• **Information shown**
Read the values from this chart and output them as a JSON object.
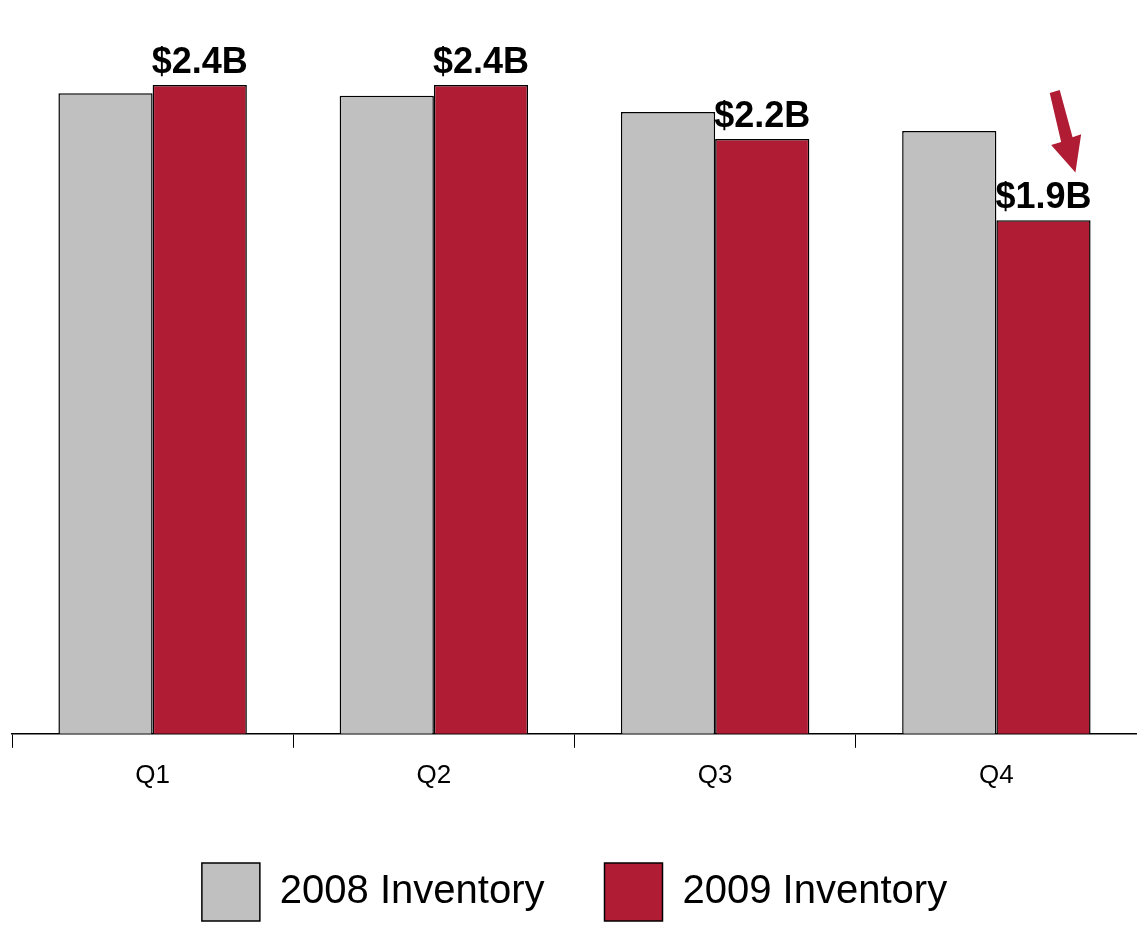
{
  "chart_data": {
    "type": "bar",
    "categories": [
      "Q1",
      "Q2",
      "Q3",
      "Q4"
    ],
    "series": [
      {
        "name": "2008 Inventory",
        "color": "#c0c0c0",
        "values": [
          2.37,
          2.36,
          2.3,
          2.23
        ]
      },
      {
        "name": "2009 Inventory",
        "color": "#b01c33",
        "values": [
          2.4,
          2.4,
          2.2,
          1.9
        ],
        "value_labels": [
          "$2.4B",
          "$2.4B",
          "$2.2B",
          "$1.9B"
        ]
      }
    ],
    "legend": "bottom",
    "grid": false
  }
}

• **What you are asked to do**
Retype each record exactly as it stands, but do not include the pictures.

• **Task result**
Read the values from this chart and output them as a JSON object.
{
  "chart_data": {
    "type": "bar",
    "categories": [
      "Q1",
      "Q2",
      "Q3",
      "Q4"
    ],
    "series": [
      {
        "name": "2008 Inventory",
        "color": "#c0c0c0",
        "values": [
          2.37,
          2.36,
          2.3,
          2.23
        ]
      },
      {
        "name": "2009 Inventory",
        "color": "#b01c33",
        "values": [
          2.4,
          2.4,
          2.2,
          1.9
        ],
        "value_labels": [
          "$2.4B",
          "$2.4B",
          "$2.2B",
          "$1.9B"
        ]
      }
    ],
    "legend": "bottom",
    "grid": false
  }
}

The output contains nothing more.